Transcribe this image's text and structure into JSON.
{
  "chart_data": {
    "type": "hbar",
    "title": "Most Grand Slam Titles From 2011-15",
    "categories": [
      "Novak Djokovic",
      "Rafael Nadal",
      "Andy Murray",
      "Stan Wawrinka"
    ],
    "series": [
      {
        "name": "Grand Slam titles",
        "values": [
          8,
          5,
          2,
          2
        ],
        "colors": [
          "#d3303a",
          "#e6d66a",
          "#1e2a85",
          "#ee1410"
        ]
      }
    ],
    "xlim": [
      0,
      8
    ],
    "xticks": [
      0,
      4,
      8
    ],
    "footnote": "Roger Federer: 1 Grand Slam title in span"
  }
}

##########

[WORK TO COMPLETE] In the entries above, count each line that holds "Slam". Give the total and nothing else.

[RESPONSE TO THE EXERCISE] 3